## [Task to complete]
Send back all the data below, exactly as given.

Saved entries
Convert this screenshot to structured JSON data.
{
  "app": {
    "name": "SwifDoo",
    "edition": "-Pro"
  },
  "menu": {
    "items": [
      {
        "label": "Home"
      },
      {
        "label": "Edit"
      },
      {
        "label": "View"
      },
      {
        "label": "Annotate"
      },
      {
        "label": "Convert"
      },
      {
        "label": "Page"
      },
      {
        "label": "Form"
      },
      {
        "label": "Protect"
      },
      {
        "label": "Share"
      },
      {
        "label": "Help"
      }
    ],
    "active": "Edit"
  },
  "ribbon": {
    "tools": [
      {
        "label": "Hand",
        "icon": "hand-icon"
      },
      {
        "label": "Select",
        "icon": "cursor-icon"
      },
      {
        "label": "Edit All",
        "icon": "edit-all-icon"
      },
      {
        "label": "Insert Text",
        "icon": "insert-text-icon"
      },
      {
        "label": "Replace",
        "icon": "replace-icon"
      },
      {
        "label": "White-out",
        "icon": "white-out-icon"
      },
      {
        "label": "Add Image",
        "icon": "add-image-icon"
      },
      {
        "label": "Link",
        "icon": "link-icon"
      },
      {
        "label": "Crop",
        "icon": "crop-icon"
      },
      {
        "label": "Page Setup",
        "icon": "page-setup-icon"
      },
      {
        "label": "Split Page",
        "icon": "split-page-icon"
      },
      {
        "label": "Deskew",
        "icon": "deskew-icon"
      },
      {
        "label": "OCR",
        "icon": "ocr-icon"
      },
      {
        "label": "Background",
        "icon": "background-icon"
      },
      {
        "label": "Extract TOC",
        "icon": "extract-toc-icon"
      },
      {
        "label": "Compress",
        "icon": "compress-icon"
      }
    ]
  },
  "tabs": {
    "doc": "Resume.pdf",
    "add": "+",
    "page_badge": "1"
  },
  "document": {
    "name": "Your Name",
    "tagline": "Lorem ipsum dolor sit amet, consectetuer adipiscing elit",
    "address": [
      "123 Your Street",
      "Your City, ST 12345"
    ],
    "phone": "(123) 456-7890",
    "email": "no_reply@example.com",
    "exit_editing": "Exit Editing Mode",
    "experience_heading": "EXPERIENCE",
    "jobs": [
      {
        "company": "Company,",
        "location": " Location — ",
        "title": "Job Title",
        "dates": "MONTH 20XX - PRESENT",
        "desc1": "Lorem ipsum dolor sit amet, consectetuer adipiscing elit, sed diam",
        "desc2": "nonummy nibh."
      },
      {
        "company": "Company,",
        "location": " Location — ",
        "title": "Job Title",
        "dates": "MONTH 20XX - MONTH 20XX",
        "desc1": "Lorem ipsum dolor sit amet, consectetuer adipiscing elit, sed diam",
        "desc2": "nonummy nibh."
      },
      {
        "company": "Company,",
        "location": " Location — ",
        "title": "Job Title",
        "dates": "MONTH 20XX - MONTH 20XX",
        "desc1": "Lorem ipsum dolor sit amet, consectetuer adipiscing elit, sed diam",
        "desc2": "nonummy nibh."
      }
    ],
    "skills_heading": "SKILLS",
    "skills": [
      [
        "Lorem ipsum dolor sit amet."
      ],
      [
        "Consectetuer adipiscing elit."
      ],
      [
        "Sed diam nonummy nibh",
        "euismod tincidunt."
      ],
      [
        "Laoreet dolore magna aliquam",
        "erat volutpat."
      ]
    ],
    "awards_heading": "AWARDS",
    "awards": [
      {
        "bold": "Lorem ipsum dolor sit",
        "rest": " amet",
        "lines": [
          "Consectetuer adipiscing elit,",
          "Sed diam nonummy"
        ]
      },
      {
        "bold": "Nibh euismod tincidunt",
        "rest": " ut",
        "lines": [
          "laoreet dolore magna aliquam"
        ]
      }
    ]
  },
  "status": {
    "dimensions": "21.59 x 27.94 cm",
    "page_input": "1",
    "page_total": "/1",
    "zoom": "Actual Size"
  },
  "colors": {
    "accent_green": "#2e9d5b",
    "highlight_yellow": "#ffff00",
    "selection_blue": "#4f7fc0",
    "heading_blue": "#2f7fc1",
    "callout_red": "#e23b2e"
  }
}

## [Reply to the exercise]
Convert this screenshot to structured JSON data.
{
  "app": {
    "name": "SwifDoo",
    "edition": "-Pro"
  },
  "menu": {
    "items": [
      {
        "label": "Home"
      },
      {
        "label": "Edit"
      },
      {
        "label": "View"
      },
      {
        "label": "Annotate"
      },
      {
        "label": "Convert"
      },
      {
        "label": "Page"
      },
      {
        "label": "Form"
      },
      {
        "label": "Protect"
      },
      {
        "label": "Share"
      },
      {
        "label": "Help"
      }
    ],
    "active": "Edit"
  },
  "ribbon": {
    "tools": [
      {
        "label": "Hand",
        "icon": "hand-icon"
      },
      {
        "label": "Select",
        "icon": "cursor-icon"
      },
      {
        "label": "Edit All",
        "icon": "edit-all-icon"
      },
      {
        "label": "Insert Text",
        "icon": "insert-text-icon"
      },
      {
        "label": "Replace",
        "icon": "replace-icon"
      },
      {
        "label": "White-out",
        "icon": "white-out-icon"
      },
      {
        "label": "Add Image",
        "icon": "add-image-icon"
      },
      {
        "label": "Link",
        "icon": "link-icon"
      },
      {
        "label": "Crop",
        "icon": "crop-icon"
      },
      {
        "label": "Page Setup",
        "icon": "page-setup-icon"
      },
      {
        "label": "Split Page",
        "icon": "split-page-icon"
      },
      {
        "label": "Deskew",
        "icon": "deskew-icon"
      },
      {
        "label": "OCR",
        "icon": "ocr-icon"
      },
      {
        "label": "Background",
        "icon": "background-icon"
      },
      {
        "label": "Extract TOC",
        "icon": "extract-toc-icon"
      },
      {
        "label": "Compress",
        "icon": "compress-icon"
      }
    ]
  },
  "tabs": {
    "doc": "Resume.pdf",
    "add": "+",
    "page_badge": "1"
  },
  "document": {
    "name": "Your Name",
    "tagline": "Lorem ipsum dolor sit amet, consectetuer adipiscing elit",
    "address": [
      "123 Your Street",
      "Your City, ST 12345"
    ],
    "phone": "(123) 456-7890",
    "email": "no_reply@example.com",
    "exit_editing": "Exit Editing Mode",
    "experience_heading": "EXPERIENCE",
    "jobs": [
      {
        "company": "Company,",
        "location": " Location — ",
        "title": "Job Title",
        "dates": "MONTH 20XX - PRESENT",
        "desc1": "Lorem ipsum dolor sit amet, consectetuer adipiscing elit, sed diam",
        "desc2": "nonummy nibh."
      },
      {
        "company": "Company,",
        "location": " Location — ",
        "title": "Job Title",
        "dates": "MONTH 20XX - MONTH 20XX",
        "desc1": "Lorem ipsum dolor sit amet, consectetuer adipiscing elit, sed diam",
        "desc2": "nonummy nibh."
      },
      {
        "company": "Company,",
        "location": " Location — ",
        "title": "Job Title",
        "dates": "MONTH 20XX - MONTH 20XX",
        "desc1": "Lorem ipsum dolor sit amet, consectetuer adipiscing elit, sed diam",
        "desc2": "nonummy nibh."
      }
    ],
    "skills_heading": "SKILLS",
    "skills": [
      [
        "Lorem ipsum dolor sit amet."
      ],
      [
        "Consectetuer adipiscing elit."
      ],
      [
        "Sed diam nonummy nibh",
        "euismod tincidunt."
      ],
      [
        "Laoreet dolore magna aliquam",
        "erat volutpat."
      ]
    ],
    "awards_heading": "AWARDS",
    "awards": [
      {
        "bold": "Lorem ipsum dolor sit",
        "rest": " amet",
        "lines": [
          "Consectetuer adipiscing elit,",
          "Sed diam nonummy"
        ]
      },
      {
        "bold": "Nibh euismod tincidunt",
        "rest": " ut",
        "lines": [
          "laoreet dolore magna aliquam"
        ]
      }
    ]
  },
  "status": {
    "dimensions": "21.59 x 27.94 cm",
    "page_input": "1",
    "page_total": "/1",
    "zoom": "Actual Size"
  },
  "colors": {
    "accent_green": "#2e9d5b",
    "highlight_yellow": "#ffff00",
    "selection_blue": "#4f7fc0",
    "heading_blue": "#2f7fc1",
    "callout_red": "#e23b2e"
  }
}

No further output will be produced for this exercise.